== DATA PROVIDED ==
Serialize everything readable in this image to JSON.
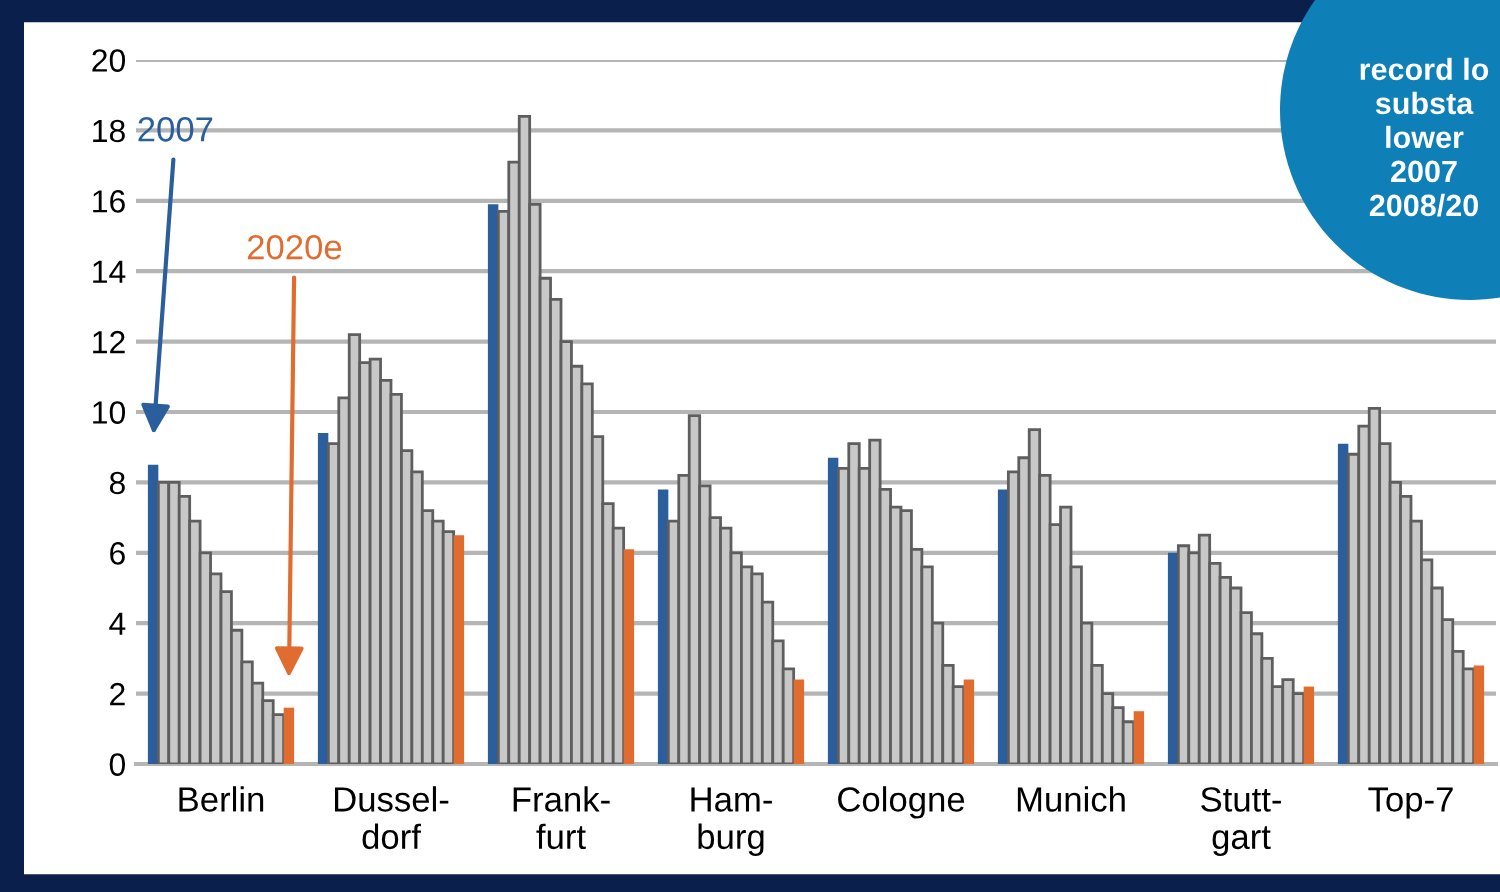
{
  "chart_data": {
    "type": "bar",
    "categories": [
      "Berlin",
      "Dussel-\ndorf",
      "Frank-\nfurt",
      "Ham-\nburg",
      "Cologne",
      "Munich",
      "Stutt-\ngart",
      "Top-7"
    ],
    "series": [
      {
        "color": "#2a5e9c",
        "values": [
          8.5,
          9.4,
          15.9,
          7.8,
          8.7,
          7.8,
          6.0,
          9.1
        ]
      },
      {
        "color": "#c8c8c8",
        "values": [
          8.0,
          9.1,
          15.7,
          6.9,
          8.4,
          8.3,
          6.2,
          8.8
        ]
      },
      {
        "color": "#c8c8c8",
        "values": [
          8.0,
          10.4,
          17.1,
          8.2,
          9.1,
          8.7,
          6.0,
          9.6
        ]
      },
      {
        "color": "#c8c8c8",
        "values": [
          7.6,
          12.2,
          18.4,
          9.9,
          8.4,
          9.5,
          6.5,
          10.1
        ]
      },
      {
        "color": "#c8c8c8",
        "values": [
          6.9,
          11.4,
          15.9,
          7.9,
          9.2,
          8.2,
          5.7,
          9.1
        ]
      },
      {
        "color": "#c8c8c8",
        "values": [
          6.0,
          11.5,
          13.8,
          7.0,
          7.8,
          6.8,
          5.3,
          8.0
        ]
      },
      {
        "color": "#c8c8c8",
        "values": [
          5.4,
          10.9,
          13.2,
          6.7,
          7.3,
          7.3,
          5.0,
          7.6
        ]
      },
      {
        "color": "#c8c8c8",
        "values": [
          4.9,
          10.5,
          12.0,
          6.0,
          7.2,
          5.6,
          4.3,
          6.9
        ]
      },
      {
        "color": "#c8c8c8",
        "values": [
          3.8,
          8.9,
          11.3,
          5.6,
          6.1,
          4.0,
          3.7,
          5.8
        ]
      },
      {
        "color": "#c8c8c8",
        "values": [
          2.9,
          8.3,
          10.8,
          5.4,
          5.6,
          2.8,
          3.0,
          5.0
        ]
      },
      {
        "color": "#c8c8c8",
        "values": [
          2.3,
          7.2,
          9.3,
          4.6,
          4.0,
          2.0,
          2.2,
          4.1
        ]
      },
      {
        "color": "#c8c8c8",
        "values": [
          1.8,
          6.9,
          7.4,
          3.5,
          2.8,
          1.6,
          2.4,
          3.2
        ]
      },
      {
        "color": "#c8c8c8",
        "values": [
          1.4,
          6.6,
          6.7,
          2.7,
          2.2,
          1.2,
          2.0,
          2.7
        ]
      },
      {
        "color": "#e06c30",
        "values": [
          1.6,
          6.5,
          6.1,
          2.4,
          2.4,
          1.5,
          2.2,
          2.8
        ]
      }
    ],
    "ylim": [
      0,
      20
    ],
    "yticks": [
      0,
      2,
      4,
      6,
      8,
      10,
      12,
      14,
      16,
      18,
      20
    ],
    "grid": "y",
    "annotations": [
      "2007",
      "2020e",
      "record lo\nsubsta\nlower\n2007\n2008/20"
    ]
  }
}
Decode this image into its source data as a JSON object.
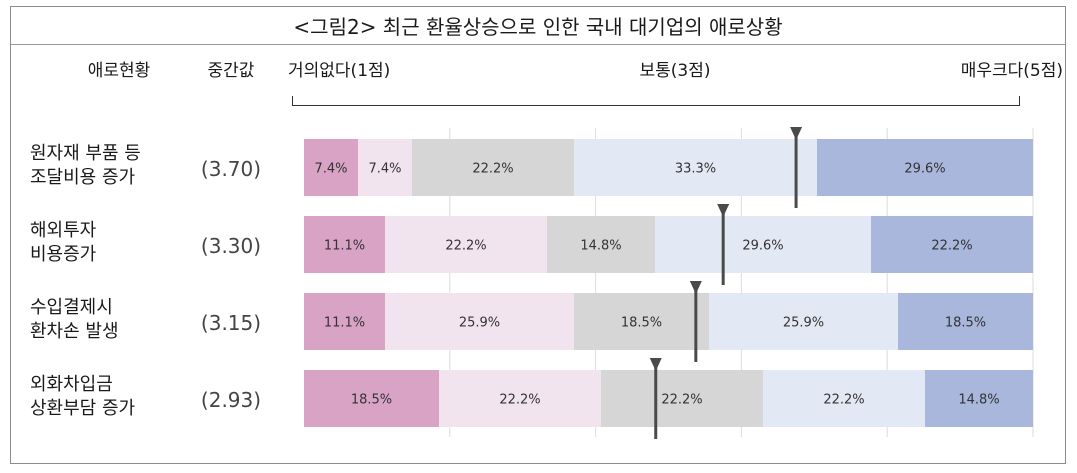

== DIRECTION ==
Whichever lines contain the string "this", select and copy them.

== FULL ANSWER ==
Serialize everything readable in this image to JSON.
Decode this image into its source data as a JSON object.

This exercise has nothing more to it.